━━━━━ EXERCISE DATA ━━━━━

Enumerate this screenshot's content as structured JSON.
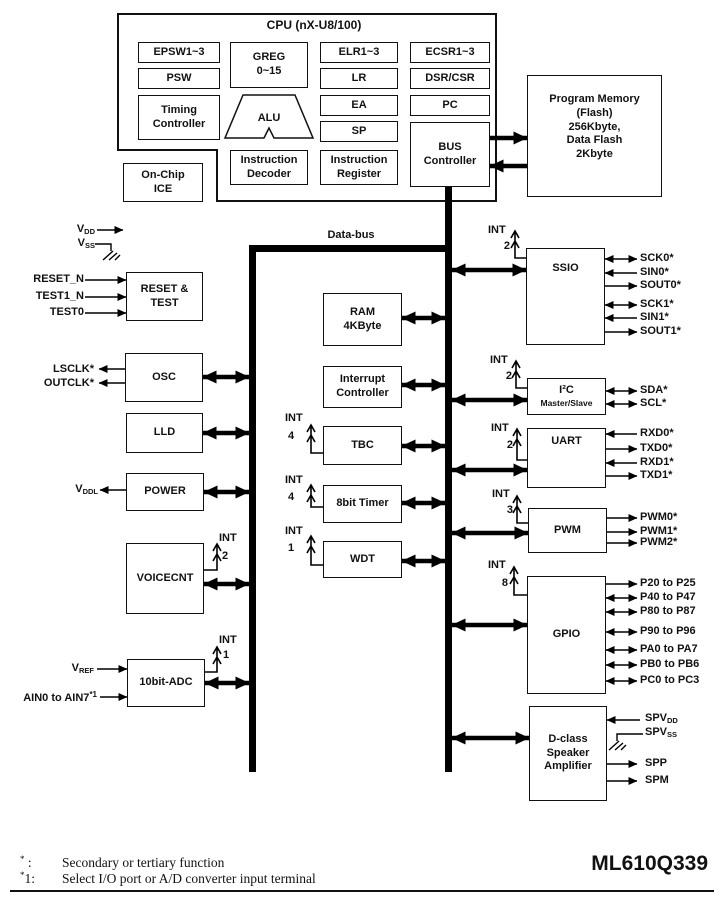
{
  "cpu": {
    "title": "CPU (nX-U8/100)",
    "epsw": "EPSW1~3",
    "psw": "PSW",
    "timing": "Timing\nController",
    "greg": "GREG\n0~15",
    "alu": "ALU",
    "idec": "Instruction\nDecoder",
    "elr": "ELR1~3",
    "lr": "LR",
    "ea": "EA",
    "sp": "SP",
    "ireg": "Instruction\nRegister",
    "ecsr": "ECSR1~3",
    "dsr": "DSR/CSR",
    "pc": "PC",
    "busctl": "BUS\nController",
    "ice": "On-Chip\nICE"
  },
  "memory": {
    "program": "Program Memory\n(Flash)\n256Kbyte,\nData Flash\n2Kbyte",
    "ram": "RAM\n4KByte"
  },
  "bus": {
    "label": "Data-bus"
  },
  "pins": {
    "vdd": {
      "base": "V",
      "sub": "DD"
    },
    "vss": {
      "base": "V",
      "sub": "SS"
    },
    "vddl": {
      "base": "V",
      "sub": "DDL"
    },
    "vref": {
      "base": "V",
      "sub": "REF"
    },
    "ain": {
      "base": "AIN0 to AIN7",
      "sup": "*1"
    },
    "spvdd": {
      "base": "SPV",
      "sub": "DD"
    },
    "spvss": {
      "base": "SPV",
      "sub": "SS"
    }
  },
  "blocks": {
    "reset": {
      "label": "RESET &\nTEST",
      "inputs": [
        "RESET_N",
        "TEST1_N",
        "TEST0"
      ]
    },
    "osc": {
      "label": "OSC",
      "outputs": [
        "LSCLK*",
        "OUTCLK*"
      ]
    },
    "lld": {
      "label": "LLD"
    },
    "power": {
      "label": "POWER"
    },
    "voicecnt": {
      "label": "VOICECNT",
      "int": "INT",
      "count": "2"
    },
    "adc": {
      "label": "10bit-ADC",
      "int": "INT",
      "count": "1"
    },
    "intctl": {
      "label": "Interrupt\nController"
    },
    "tbc": {
      "label": "TBC",
      "int": "INT",
      "count": "4"
    },
    "timer8": {
      "label": "8bit Timer",
      "int": "INT",
      "count": "4"
    },
    "wdt": {
      "label": "WDT",
      "int": "INT",
      "count": "1"
    },
    "ssio": {
      "label": "SSIO",
      "int": "INT",
      "count": "2",
      "signals": [
        "SCK0*",
        "SIN0*",
        "SOUT0*",
        "SCK1*",
        "SIN1*",
        "SOUT1*"
      ]
    },
    "i2c": {
      "label": "I²C",
      "sublabel": "Master/Slave",
      "int": "INT",
      "count": "2",
      "signals": [
        "SDA*",
        "SCL*"
      ]
    },
    "uart": {
      "label": "UART",
      "int": "INT",
      "count": "2",
      "signals": [
        "RXD0*",
        "TXD0*",
        "RXD1*",
        "TXD1*"
      ]
    },
    "pwm": {
      "label": "PWM",
      "int": "INT",
      "count": "3",
      "signals": [
        "PWM0*",
        "PWM1*",
        "PWM2*"
      ]
    },
    "gpio": {
      "label": "GPIO",
      "int": "INT",
      "count": "8",
      "signals": [
        "P20 to P25",
        "P40 to P47",
        "P80 to P87",
        "P90 to P96",
        "PA0 to PA7",
        "PB0 to PB6",
        "PC0 to PC3"
      ]
    },
    "dclass": {
      "label": "D-class\nSpeaker\nAmplifier",
      "signals": [
        "SPP",
        "SPM"
      ]
    }
  },
  "footer": {
    "notes": [
      {
        "star": "*",
        "num": "",
        "colon": ":",
        "text": "Secondary or tertiary function"
      },
      {
        "star": "*",
        "num": "1",
        "colon": ":",
        "text": "Select I/O port or A/D converter input terminal"
      }
    ],
    "part": "ML610Q339"
  }
}
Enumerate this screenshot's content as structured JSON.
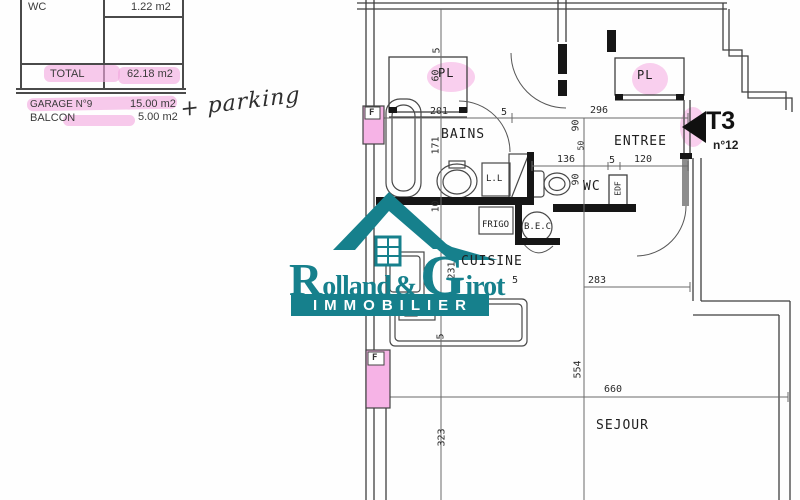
{
  "document": {
    "type": "apartment floor plan scan"
  },
  "surface_table": {
    "rows": [
      {
        "label": "WC",
        "value": "1.22 m2"
      },
      {
        "label": "TOTAL",
        "value": "62.18 m2"
      }
    ],
    "annex_rows": [
      {
        "label": "GARAGE N°9",
        "value": "15.00 m2"
      },
      {
        "label": "BALCON",
        "value": "5.00 m2"
      }
    ],
    "handwritten_note": "+ parking"
  },
  "logo": {
    "r": "R",
    "olland": "olland",
    "amp": "&",
    "g": "G",
    "irot": "irot",
    "banner": "IMMOBILIER"
  },
  "unit": {
    "type": "T3",
    "number": "n°12"
  },
  "rooms": {
    "pl_left": "PL",
    "pl_right": "PL",
    "bains": "BAINS",
    "entree": "ENTREE",
    "wc": "WC",
    "cuisine": "CUISINE",
    "sejour": "SEJOUR"
  },
  "fixtures": {
    "lave_linge": "L.L",
    "frigo": "FRIGO",
    "bec": "B.E.C",
    "edf": "EDF"
  },
  "windows": {
    "f1": "F",
    "f2": "F"
  },
  "dims": {
    "pl_wall": "5",
    "pl_depth": "60",
    "bains_width": "201",
    "bains_wall": "5",
    "entree_width": "296",
    "bains_height": "171",
    "entree_height": "90",
    "door_width": "50",
    "wc_width": "136",
    "wc_wall": "5",
    "entry_width": "120",
    "wc_height": "90",
    "wall_10": "10",
    "cuisine_height": "231",
    "cuisine_wall": "5",
    "hall_width": "283",
    "counter_wall": "5",
    "sejour_left": "323",
    "sejour_height": "554",
    "sejour_width": "660"
  },
  "colors": {
    "teal": "#16808C",
    "pink": "#F2A8DF"
  }
}
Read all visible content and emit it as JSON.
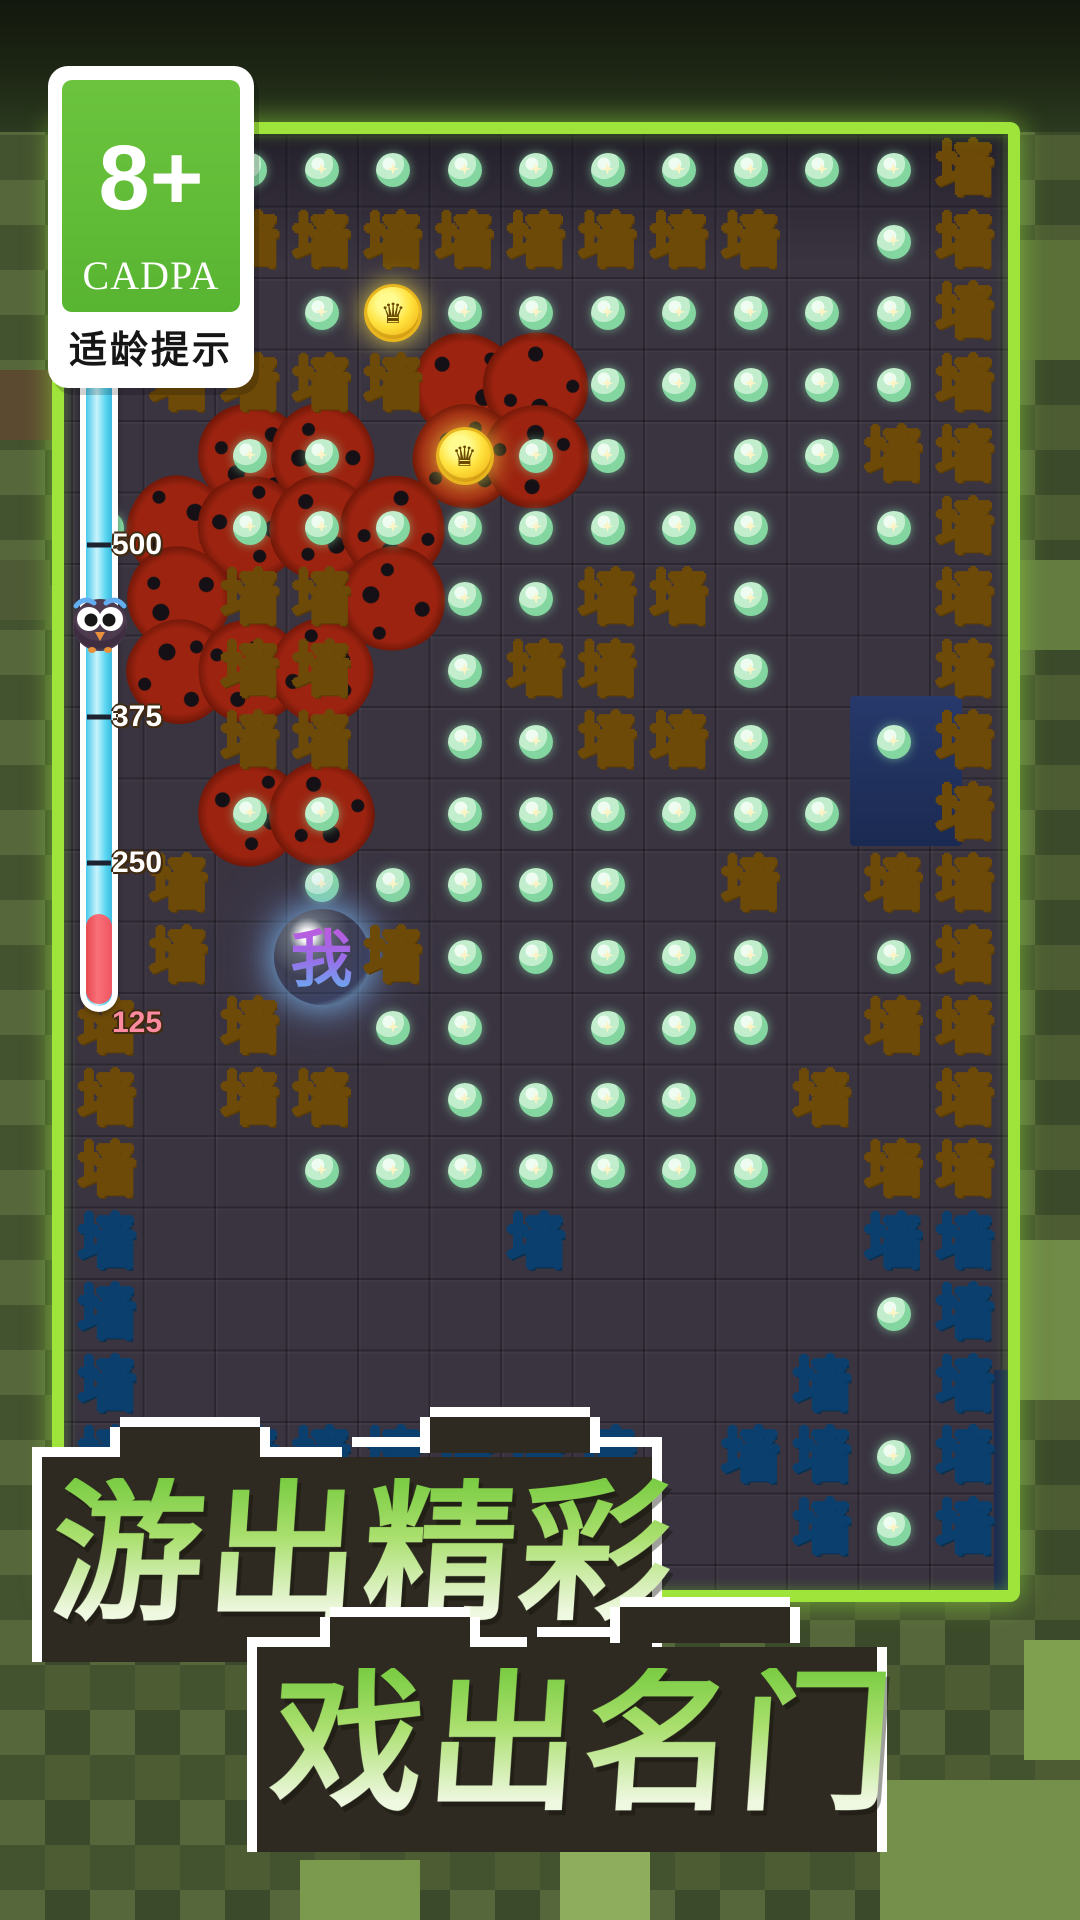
{
  "badge": {
    "rating": "8+",
    "org": "CADPA",
    "caption": "适龄提示"
  },
  "meter": {
    "ticks": [
      {
        "label": "500",
        "y": 545,
        "accent": false
      },
      {
        "label": "375",
        "y": 717,
        "accent": false
      },
      {
        "label": "250",
        "y": 863,
        "accent": false
      },
      {
        "label": "125",
        "y": 1023,
        "accent": true
      }
    ]
  },
  "board": {
    "wall_char": "墙",
    "player_char": "我",
    "coin_icon": "crown-coin",
    "pearl_icon": "star-pearl",
    "rows": [
      "..ddddddddddW",
      "..WWWWWWWW.dW",
      "...dCdddddddW",
      ".WWWW..dddddW",
      "..dd.Cdd.ddWW",
      "d.dddddddd.dW",
      "..WW.ddWWd..W",
      "..WW.dWW.d..W",
      "..WW.ddWWd.dW",
      "..dd.dddddd.W",
      ".W.ddddd.W.WW",
      ".W.PWddddd.dW",
      "W.W.dd.ddd.WW",
      "W.WW.dddd.W.W",
      "W..ddddddd.WW",
      "B.....B....BB",
      "B..........dB",
      "B.........B.B",
      "BBBBBBBB.BBdB",
      "..........BdB"
    ],
    "webs": [
      [
        3,
        5
      ],
      [
        3,
        6
      ],
      [
        4,
        2
      ],
      [
        4,
        3
      ],
      [
        4,
        5
      ],
      [
        4,
        6
      ],
      [
        5,
        1
      ],
      [
        5,
        2
      ],
      [
        5,
        3
      ],
      [
        5,
        4
      ],
      [
        6,
        1
      ],
      [
        6,
        4
      ],
      [
        7,
        1
      ],
      [
        7,
        2
      ],
      [
        7,
        3
      ],
      [
        9,
        2
      ],
      [
        9,
        3
      ]
    ]
  },
  "title": {
    "line1": "游出精彩",
    "line2": "戏出名门"
  },
  "colors": {
    "wall_gold": "#f7bc3c",
    "wall_blue": "#2ba3ea",
    "border_green": "#9fe43a",
    "meter_fill": "#5ad7f2",
    "meter_red": "#ef5560",
    "coin": "#ffe23e",
    "pearl": "#84d6a0",
    "web_red": "#9c2310",
    "navy_block": "#1b2a52",
    "title_green": "#a9df6d"
  }
}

━━━━━

**OBJECTIVE**
Leave out the pictures and reproduce the rest of the listing exactly.

**EXPECTED ANSWER**
Enumerate this screenshot's content as structured JSON.
{
  "cpu": {
    "title": "CPU (nX-U8/100)",
    "epsw": "EPSW1~3",
    "psw": "PSW",
    "timing": "Timing\nController",
    "greg": "GREG\n0~15",
    "alu": "ALU",
    "idec": "Instruction\nDecoder",
    "elr": "ELR1~3",
    "lr": "LR",
    "ea": "EA",
    "sp": "SP",
    "ireg": "Instruction\nRegister",
    "ecsr": "ECSR1~3",
    "dsr": "DSR/CSR",
    "pc": "PC",
    "busctl": "BUS\nController",
    "ice": "On-Chip\nICE"
  },
  "memory": {
    "program": "Program Memory\n(Flash)\n256Kbyte,\nData Flash\n2Kbyte",
    "ram": "RAM\n4KByte"
  },
  "bus": {
    "label": "Data-bus"
  },
  "pins": {
    "vdd": {
      "base": "V",
      "sub": "DD"
    },
    "vss": {
      "base": "V",
      "sub": "SS"
    },
    "vddl": {
      "base": "V",
      "sub": "DDL"
    },
    "vref": {
      "base": "V",
      "sub": "REF"
    },
    "ain": {
      "base": "AIN0 to AIN7",
      "sup": "*1"
    },
    "spvdd": {
      "base": "SPV",
      "sub": "DD"
    },
    "spvss": {
      "base": "SPV",
      "sub": "SS"
    }
  },
  "blocks": {
    "reset": {
      "label": "RESET &\nTEST",
      "inputs": [
        "RESET_N",
        "TEST1_N",
        "TEST0"
      ]
    },
    "osc": {
      "label": "OSC",
      "outputs": [
        "LSCLK*",
        "OUTCLK*"
      ]
    },
    "lld": {
      "label": "LLD"
    },
    "power": {
      "label": "POWER"
    },
    "voicecnt": {
      "label": "VOICECNT",
      "int": "INT",
      "count": "2"
    },
    "adc": {
      "label": "10bit-ADC",
      "int": "INT",
      "count": "1"
    },
    "intctl": {
      "label": "Interrupt\nController"
    },
    "tbc": {
      "label": "TBC",
      "int": "INT",
      "count": "4"
    },
    "timer8": {
      "label": "8bit Timer",
      "int": "INT",
      "count": "4"
    },
    "wdt": {
      "label": "WDT",
      "int": "INT",
      "count": "1"
    },
    "ssio": {
      "label": "SSIO",
      "int": "INT",
      "count": "2",
      "signals": [
        "SCK0*",
        "SIN0*",
        "SOUT0*",
        "SCK1*",
        "SIN1*",
        "SOUT1*"
      ]
    },
    "i2c": {
      "label": "I²C",
      "sublabel": "Master/Slave",
      "int": "INT",
      "count": "2",
      "signals": [
        "SDA*",
        "SCL*"
      ]
    },
    "uart": {
      "label": "UART",
      "int": "INT",
      "count": "2",
      "signals": [
        "RXD0*",
        "TXD0*",
        "RXD1*",
        "TXD1*"
      ]
    },
    "pwm": {
      "label": "PWM",
      "int": "INT",
      "count": "3",
      "signals": [
        "PWM0*",
        "PWM1*",
        "PWM2*"
      ]
    },
    "gpio": {
      "label": "GPIO",
      "int": "INT",
      "count": "8",
      "signals": [
        "P20 to P25",
        "P40 to P47",
        "P80 to P87",
        "P90 to P96",
        "PA0 to PA7",
        "PB0 to PB6",
        "PC0 to PC3"
      ]
    },
    "dclass": {
      "label": "D-class\nSpeaker\nAmplifier",
      "signals": [
        "SPP",
        "SPM"
      ]
    }
  },
  "footer": {
    "notes": [
      {
        "star": "*",
        "num": "",
        "colon": ":",
        "text": "Secondary or tertiary function"
      },
      {
        "star": "*",
        "num": "1",
        "colon": ":",
        "text": "Select I/O port or A/D converter input terminal"
      }
    ],
    "part": "ML610Q339"
  }
}
Enumerate this screenshot's content as structured JSON.
{
  "document": {
    "type": "apartment floor plan scan"
  },
  "surface_table": {
    "rows": [
      {
        "label": "WC",
        "value": "1.22 m2"
      },
      {
        "label": "TOTAL",
        "value": "62.18 m2"
      }
    ],
    "annex_rows": [
      {
        "label": "GARAGE N°9",
        "value": "15.00 m2"
      },
      {
        "label": "BALCON",
        "value": "5.00 m2"
      }
    ],
    "handwritten_note": "+ parking"
  },
  "logo": {
    "r": "R",
    "olland": "olland",
    "amp": "&",
    "g": "G",
    "irot": "irot",
    "banner": "IMMOBILIER"
  },
  "unit": {
    "type": "T3",
    "number": "n°12"
  },
  "rooms": {
    "pl_left": "PL",
    "pl_right": "PL",
    "bains": "BAINS",
    "entree": "ENTREE",
    "wc": "WC",
    "cuisine": "CUISINE",
    "sejour": "SEJOUR"
  },
  "fixtures": {
    "lave_linge": "L.L",
    "frigo": "FRIGO",
    "bec": "B.E.C",
    "edf": "EDF"
  },
  "windows": {
    "f1": "F",
    "f2": "F"
  },
  "dims": {
    "pl_wall": "5",
    "pl_depth": "60",
    "bains_width": "201",
    "bains_wall": "5",
    "entree_width": "296",
    "bains_height": "171",
    "entree_height": "90",
    "door_width": "50",
    "wc_width": "136",
    "wc_wall": "5",
    "entry_width": "120",
    "wc_height": "90",
    "wall_10": "10",
    "cuisine_height": "231",
    "cuisine_wall": "5",
    "hall_width": "283",
    "counter_wall": "5",
    "sejour_left": "323",
    "sejour_height": "554",
    "sejour_width": "660"
  },
  "colors": {
    "teal": "#16808C",
    "pink": "#F2A8DF"
  }
}
Read all visible content and emit it as JSON.
{
  "badge": {
    "rating": "8+",
    "org": "CADPA",
    "caption": "适龄提示"
  },
  "meter": {
    "ticks": [
      {
        "label": "500",
        "y": 545,
        "accent": false
      },
      {
        "label": "375",
        "y": 717,
        "accent": false
      },
      {
        "label": "250",
        "y": 863,
        "accent": false
      },
      {
        "label": "125",
        "y": 1023,
        "accent": true
      }
    ]
  },
  "board": {
    "wall_char": "墙",
    "player_char": "我",
    "coin_icon": "crown-coin",
    "pearl_icon": "star-pearl",
    "rows": [
      "..ddddddddddW",
      "..WWWWWWWW.dW",
      "...dCdddddddW",
      ".WWWW..dddddW",
      "..dd.Cdd.ddWW",
      "d.dddddddd.dW",
      "..WW.ddWWd..W",
      "..WW.dWW.d..W",
      "..WW.ddWWd.dW",
      "..dd.dddddd.W",
      ".W.ddddd.W.WW",
      ".W.PWddddd.dW",
      "W.W.dd.ddd.WW",
      "W.WW.dddd.W.W",
      "W..ddddddd.WW",
      "B.....B....BB",
      "B..........dB",
      "B.........B.B",
      "BBBBBBBB.BBdB",
      "..........BdB"
    ],
    "webs": [
      [
        3,
        5
      ],
      [
        3,
        6
      ],
      [
        4,
        2
      ],
      [
        4,
        3
      ],
      [
        4,
        5
      ],
      [
        4,
        6
      ],
      [
        5,
        1
      ],
      [
        5,
        2
      ],
      [
        5,
        3
      ],
      [
        5,
        4
      ],
      [
        6,
        1
      ],
      [
        6,
        4
      ],
      [
        7,
        1
      ],
      [
        7,
        2
      ],
      [
        7,
        3
      ],
      [
        9,
        2
      ],
      [
        9,
        3
      ]
    ]
  },
  "title": {
    "line1": "游出精彩",
    "line2": "戏出名门"
  },
  "colors": {
    "wall_gold": "#f7bc3c",
    "wall_blue": "#2ba3ea",
    "border_green": "#9fe43a",
    "meter_fill": "#5ad7f2",
    "meter_red": "#ef5560",
    "coin": "#ffe23e",
    "pearl": "#84d6a0",
    "web_red": "#9c2310",
    "navy_block": "#1b2a52",
    "title_green": "#a9df6d"
  }
}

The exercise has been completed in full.